Begin Supplied entries

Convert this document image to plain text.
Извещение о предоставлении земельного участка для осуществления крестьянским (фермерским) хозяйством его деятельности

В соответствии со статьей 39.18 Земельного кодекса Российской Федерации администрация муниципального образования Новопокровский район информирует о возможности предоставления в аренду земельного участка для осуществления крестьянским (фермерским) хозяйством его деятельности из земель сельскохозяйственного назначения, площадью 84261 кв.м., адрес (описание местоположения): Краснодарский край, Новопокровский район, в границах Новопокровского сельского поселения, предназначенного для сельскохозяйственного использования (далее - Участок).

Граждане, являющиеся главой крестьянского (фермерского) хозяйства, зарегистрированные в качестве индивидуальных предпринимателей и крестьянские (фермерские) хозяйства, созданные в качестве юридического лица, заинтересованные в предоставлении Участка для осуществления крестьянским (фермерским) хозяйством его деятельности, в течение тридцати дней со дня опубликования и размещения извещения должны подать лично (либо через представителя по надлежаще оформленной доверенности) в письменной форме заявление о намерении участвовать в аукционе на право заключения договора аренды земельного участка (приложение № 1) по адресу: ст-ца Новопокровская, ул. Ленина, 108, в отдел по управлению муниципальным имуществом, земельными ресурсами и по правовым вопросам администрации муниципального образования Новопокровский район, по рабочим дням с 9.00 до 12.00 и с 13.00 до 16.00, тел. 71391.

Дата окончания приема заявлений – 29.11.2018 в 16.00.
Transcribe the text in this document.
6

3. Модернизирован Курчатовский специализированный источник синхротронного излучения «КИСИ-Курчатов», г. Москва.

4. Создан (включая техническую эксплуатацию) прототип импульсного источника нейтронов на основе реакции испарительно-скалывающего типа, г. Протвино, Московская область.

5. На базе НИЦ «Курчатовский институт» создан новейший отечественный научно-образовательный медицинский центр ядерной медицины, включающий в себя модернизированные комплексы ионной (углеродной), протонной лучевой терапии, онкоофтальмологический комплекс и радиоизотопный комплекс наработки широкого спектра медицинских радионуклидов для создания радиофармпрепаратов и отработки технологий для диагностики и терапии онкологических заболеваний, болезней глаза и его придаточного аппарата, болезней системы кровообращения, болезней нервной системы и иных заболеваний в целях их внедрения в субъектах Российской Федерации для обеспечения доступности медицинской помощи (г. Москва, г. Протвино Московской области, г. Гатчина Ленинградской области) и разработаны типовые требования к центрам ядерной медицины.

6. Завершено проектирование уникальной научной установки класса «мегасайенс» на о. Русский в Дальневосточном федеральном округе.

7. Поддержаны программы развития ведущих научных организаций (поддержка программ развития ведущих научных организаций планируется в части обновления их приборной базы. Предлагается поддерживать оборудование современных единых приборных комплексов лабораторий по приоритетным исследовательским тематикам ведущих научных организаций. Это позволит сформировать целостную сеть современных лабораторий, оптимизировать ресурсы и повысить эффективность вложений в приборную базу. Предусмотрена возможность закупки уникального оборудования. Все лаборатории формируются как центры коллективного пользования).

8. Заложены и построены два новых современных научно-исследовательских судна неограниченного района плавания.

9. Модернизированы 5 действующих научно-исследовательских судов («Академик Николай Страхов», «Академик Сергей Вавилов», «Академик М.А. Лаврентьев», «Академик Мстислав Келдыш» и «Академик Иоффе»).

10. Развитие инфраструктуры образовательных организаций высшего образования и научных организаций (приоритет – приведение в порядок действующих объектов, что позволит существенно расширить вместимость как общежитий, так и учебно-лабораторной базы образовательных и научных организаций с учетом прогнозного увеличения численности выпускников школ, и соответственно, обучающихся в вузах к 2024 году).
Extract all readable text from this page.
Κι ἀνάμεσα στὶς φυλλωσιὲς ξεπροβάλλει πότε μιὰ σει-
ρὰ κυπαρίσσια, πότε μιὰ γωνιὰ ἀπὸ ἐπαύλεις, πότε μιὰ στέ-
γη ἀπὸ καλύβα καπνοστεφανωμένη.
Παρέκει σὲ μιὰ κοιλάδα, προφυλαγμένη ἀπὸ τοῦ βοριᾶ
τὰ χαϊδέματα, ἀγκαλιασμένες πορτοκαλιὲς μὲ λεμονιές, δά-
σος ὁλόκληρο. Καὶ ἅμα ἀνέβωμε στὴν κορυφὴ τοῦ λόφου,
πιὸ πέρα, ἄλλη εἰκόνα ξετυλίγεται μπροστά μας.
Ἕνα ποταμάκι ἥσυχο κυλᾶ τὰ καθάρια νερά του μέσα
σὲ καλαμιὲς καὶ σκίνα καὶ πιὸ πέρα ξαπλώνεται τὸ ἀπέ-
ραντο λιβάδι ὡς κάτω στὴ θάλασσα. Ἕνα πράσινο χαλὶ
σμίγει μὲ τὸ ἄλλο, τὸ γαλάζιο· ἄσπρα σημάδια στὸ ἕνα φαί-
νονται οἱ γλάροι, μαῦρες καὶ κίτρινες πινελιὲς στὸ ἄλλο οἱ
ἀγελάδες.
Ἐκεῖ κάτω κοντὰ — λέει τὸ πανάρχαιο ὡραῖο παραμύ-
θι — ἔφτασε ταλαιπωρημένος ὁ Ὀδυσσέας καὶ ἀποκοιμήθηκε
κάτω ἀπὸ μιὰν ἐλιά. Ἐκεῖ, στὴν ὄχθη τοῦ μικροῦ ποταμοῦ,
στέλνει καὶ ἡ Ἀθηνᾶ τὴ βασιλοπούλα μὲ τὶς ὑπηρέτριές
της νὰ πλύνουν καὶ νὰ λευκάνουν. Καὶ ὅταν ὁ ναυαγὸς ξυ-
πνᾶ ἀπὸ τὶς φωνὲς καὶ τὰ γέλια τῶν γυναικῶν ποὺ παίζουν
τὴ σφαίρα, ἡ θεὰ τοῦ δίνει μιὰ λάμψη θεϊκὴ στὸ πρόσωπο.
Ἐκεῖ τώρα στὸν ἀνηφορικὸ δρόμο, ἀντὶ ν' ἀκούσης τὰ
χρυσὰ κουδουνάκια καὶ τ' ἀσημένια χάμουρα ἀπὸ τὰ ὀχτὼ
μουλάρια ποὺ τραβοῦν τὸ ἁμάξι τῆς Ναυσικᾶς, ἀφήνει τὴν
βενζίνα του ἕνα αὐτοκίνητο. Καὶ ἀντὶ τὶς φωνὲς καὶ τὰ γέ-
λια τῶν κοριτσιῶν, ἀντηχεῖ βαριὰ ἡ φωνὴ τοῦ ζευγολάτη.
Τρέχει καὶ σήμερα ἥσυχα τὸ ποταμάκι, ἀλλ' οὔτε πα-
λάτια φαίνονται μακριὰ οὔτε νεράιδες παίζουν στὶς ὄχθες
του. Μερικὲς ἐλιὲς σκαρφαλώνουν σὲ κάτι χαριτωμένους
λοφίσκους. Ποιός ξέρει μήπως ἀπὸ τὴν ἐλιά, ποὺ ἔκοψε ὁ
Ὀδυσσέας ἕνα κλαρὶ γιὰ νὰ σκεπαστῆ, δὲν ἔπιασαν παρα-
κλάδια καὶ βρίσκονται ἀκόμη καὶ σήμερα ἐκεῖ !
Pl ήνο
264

End Supplied entries

Exercise description. From the listing above, reproduce all the lines exactly.

Complete answer.
Convert this document image to plain text.
Извещение о предоставлении земельного участка для осуществления крестьянским (фермерским) хозяйством его деятельности

В соответствии со статьей 39.18 Земельного кодекса Российской Федерации администрация муниципального образования Новопокровский район информирует о возможности предоставления в аренду земельного участка для осуществления крестьянским (фермерским) хозяйством его деятельности из земель сельскохозяйственного назначения, площадью 84261 кв.м., адрес (описание местоположения): Краснодарский край, Новопокровский район, в границах Новопокровского сельского поселения, предназначенного для сельскохозяйственного использования (далее - Участок).

Граждане, являющиеся главой крестьянского (фермерского) хозяйства, зарегистрированные в качестве индивидуальных предпринимателей и крестьянские (фермерские) хозяйства, созданные в качестве юридического лица, заинтересованные в предоставлении Участка для осуществления крестьянским (фермерским) хозяйством его деятельности, в течение тридцати дней со дня опубликования и размещения извещения должны подать лично (либо через представителя по надлежаще оформленной доверенности) в письменной форме заявление о намерении участвовать в аукционе на право заключения договора аренды земельного участка (приложение № 1) по адресу: ст-ца Новопокровская, ул. Ленина, 108, в отдел по управлению муниципальным имуществом, земельными ресурсами и по правовым вопросам администрации муниципального образования Новопокровский район, по рабочим дням с 9.00 до 12.00 и с 13.00 до 16.00, тел. 71391.

Дата окончания приема заявлений – 29.11.2018 в 16.00.
Transcribe the text in this document.
6

3. Модернизирован Курчатовский специализированный источник синхротронного излучения «КИСИ-Курчатов», г. Москва.

4. Создан (включая техническую эксплуатацию) прототип импульсного источника нейтронов на основе реакции испарительно-скалывающего типа, г. Протвино, Московская область.

5. На базе НИЦ «Курчатовский институт» создан новейший отечественный научно-образовательный медицинский центр ядерной медицины, включающий в себя модернизированные комплексы ионной (углеродной), протонной лучевой терапии, онкоофтальмологический комплекс и радиоизотопный комплекс наработки широкого спектра медицинских радионуклидов для создания радиофармпрепаратов и отработки технологий для диагностики и терапии онкологических заболеваний, болезней глаза и его придаточного аппарата, болезней системы кровообращения, болезней нервной системы и иных заболеваний в целях их внедрения в субъектах Российской Федерации для обеспечения доступности медицинской помощи (г. Москва, г. Протвино Московской области, г. Гатчина Ленинградской области) и разработаны типовые требования к центрам ядерной медицины.

6. Завершено проектирование уникальной научной установки класса «мегасайенс» на о. Русский в Дальневосточном федеральном округе.

7. Поддержаны программы развития ведущих научных организаций (поддержка программ развития ведущих научных организаций планируется в части обновления их приборной базы. Предлагается поддерживать оборудование современных единых приборных комплексов лабораторий по приоритетным исследовательским тематикам ведущих научных организаций. Это позволит сформировать целостную сеть современных лабораторий, оптимизировать ресурсы и повысить эффективность вложений в приборную базу. Предусмотрена возможность закупки уникального оборудования. Все лаборатории формируются как центры коллективного пользования).

8. Заложены и построены два новых современных научно-исследовательских судна неограниченного района плавания.

9. Модернизированы 5 действующих научно-исследовательских судов («Академик Николай Страхов», «Академик Сергей Вавилов», «Академик М.А. Лаврентьев», «Академик Мстислав Келдыш» и «Академик Иоффе»).

10. Развитие инфраструктуры образовательных организаций высшего образования и научных организаций (приоритет – приведение в порядок действующих объектов, что позволит существенно расширить вместимость как общежитий, так и учебно-лабораторной базы образовательных и научных организаций с учетом прогнозного увеличения численности выпускников школ, и соответственно, обучающихся в вузах к 2024 году).
Extract all readable text from this page.
Κι ἀνάμεσα στὶς φυλλωσιὲς ξεπροβάλλει πότε μιὰ σει-
ρὰ κυπαρίσσια, πότε μιὰ γωνιὰ ἀπὸ ἐπαύλεις, πότε μιὰ στέ-
γη ἀπὸ καλύβα καπνοστεφανωμένη.
Παρέκει σὲ μιὰ κοιλάδα, προφυλαγμένη ἀπὸ τοῦ βοριᾶ
τὰ χαϊδέματα, ἀγκαλιασμένες πορτοκαλιὲς μὲ λεμονιές, δά-
σος ὁλόκληρο. Καὶ ἅμα ἀνέβωμε στὴν κορυφὴ τοῦ λόφου,
πιὸ πέρα, ἄλλη εἰκόνα ξετυλίγεται μπροστά μας.
Ἕνα ποταμάκι ἥσυχο κυλᾶ τὰ καθάρια νερά του μέσα
σὲ καλαμιὲς καὶ σκίνα καὶ πιὸ πέρα ξαπλώνεται τὸ ἀπέ-
ραντο λιβάδι ὡς κάτω στὴ θάλασσα. Ἕνα πράσινο χαλὶ
σμίγει μὲ τὸ ἄλλο, τὸ γαλάζιο· ἄσπρα σημάδια στὸ ἕνα φαί-
νονται οἱ γλάροι, μαῦρες καὶ κίτρινες πινελιὲς στὸ ἄλλο οἱ
ἀγελάδες.
Ἐκεῖ κάτω κοντὰ — λέει τὸ πανάρχαιο ὡραῖο παραμύ-
θι — ἔφτασε ταλαιπωρημένος ὁ Ὀδυσσέας καὶ ἀποκοιμήθηκε
κάτω ἀπὸ μιὰν ἐλιά. Ἐκεῖ, στὴν ὄχθη τοῦ μικροῦ ποταμοῦ,
στέλνει καὶ ἡ Ἀθηνᾶ τὴ βασιλοπούλα μὲ τὶς ὑπηρέτριές
της νὰ πλύνουν καὶ νὰ λευκάνουν. Καὶ ὅταν ὁ ναυαγὸς ξυ-
πνᾶ ἀπὸ τὶς φωνὲς καὶ τὰ γέλια τῶν γυναικῶν ποὺ παίζουν
τὴ σφαίρα, ἡ θεὰ τοῦ δίνει μιὰ λάμψη θεϊκὴ στὸ πρόσωπο.
Ἐκεῖ τώρα στὸν ἀνηφορικὸ δρόμο, ἀντὶ ν' ἀκούσης τὰ
χρυσὰ κουδουνάκια καὶ τ' ἀσημένια χάμουρα ἀπὸ τὰ ὀχτὼ
μουλάρια ποὺ τραβοῦν τὸ ἁμάξι τῆς Ναυσικᾶς, ἀφήνει τὴν
βενζίνα του ἕνα αὐτοκίνητο. Καὶ ἀντὶ τὶς φωνὲς καὶ τὰ γέ-
λια τῶν κοριτσιῶν, ἀντηχεῖ βαριὰ ἡ φωνὴ τοῦ ζευγολάτη.
Τρέχει καὶ σήμερα ἥσυχα τὸ ποταμάκι, ἀλλ' οὔτε πα-
λάτια φαίνονται μακριὰ οὔτε νεράιδες παίζουν στὶς ὄχθες
του. Μερικὲς ἐλιὲς σκαρφαλώνουν σὲ κάτι χαριτωμένους
λοφίσκους. Ποιός ξέρει μήπως ἀπὸ τὴν ἐλιά, ποὺ ἔκοψε ὁ
Ὀδυσσέας ἕνα κλαρὶ γιὰ νὰ σκεπαστῆ, δὲν ἔπιασαν παρα-
κλάδια καὶ βρίσκονται ἀκόμη καὶ σήμερα ἐκεῖ !
Pl ήνο
264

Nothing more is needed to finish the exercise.